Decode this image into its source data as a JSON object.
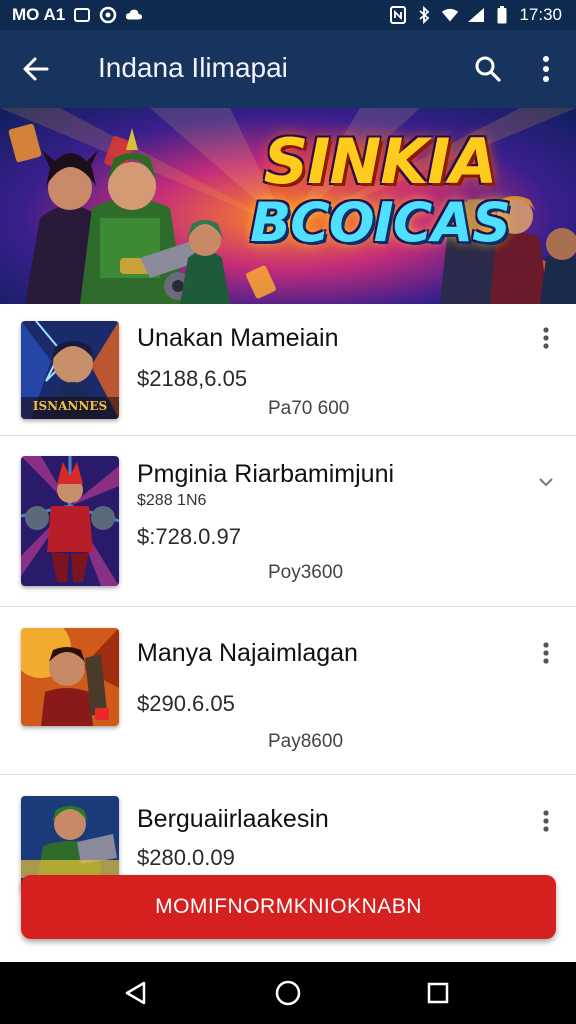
{
  "status_bar": {
    "left_text": "MO A1",
    "time": "17:30",
    "icons": [
      "notification-box-icon",
      "data-saver-icon",
      "cloud-icon",
      "nfc-icon",
      "bluetooth-icon",
      "wifi-icon",
      "signal-icon",
      "battery-icon"
    ]
  },
  "app_bar": {
    "title": "Indana Ilimapai",
    "icons": [
      "back-arrow-icon",
      "search-icon",
      "more-vert-icon"
    ]
  },
  "banner": {
    "title_line1": "SINKIA",
    "title_line2": "BCOICAS"
  },
  "items": [
    {
      "name": "Unakan Mameiain",
      "price": "$2188,6.05",
      "pay": "Pa70 600",
      "thumb_caption": "ISNANNES",
      "menu_icon": "more-vert-icon"
    },
    {
      "name": "Pmginia Riarbamimjuni",
      "sub": "$288 1N6",
      "price": "$:728.0.97",
      "pay": "Poy3600",
      "menu_icon": "chevron-down-icon"
    },
    {
      "name": "Manya Najaimlagan",
      "price": "$290.6.05",
      "pay": "Pay8600",
      "menu_icon": "more-vert-icon"
    },
    {
      "name": "Berguaiirlaakesin",
      "price": "$280.0.09",
      "menu_icon": "more-vert-icon"
    }
  ],
  "cta": {
    "label": "MOMIFNORMKNIOKNABN"
  },
  "nav_bar": {
    "icons": [
      "back-triangle-icon",
      "home-circle-icon",
      "recents-square-icon"
    ]
  },
  "colors": {
    "status_bar": "#0f2a4f",
    "app_bar": "#17345e",
    "cta": "#d61f1f",
    "nav_bar": "#000000"
  }
}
▬▬▬▬▬▬
## WHAT TO DO
Scan the listing above for the word "name" and show each line where it is found.

## EXPECTED OUTPUT
      "name": "Unakan Mameiain",
      "name": "Pmginia Riarbamimjuni",
      "name": "Manya Najaimlagan",
      "name": "Berguaiirlaakesin",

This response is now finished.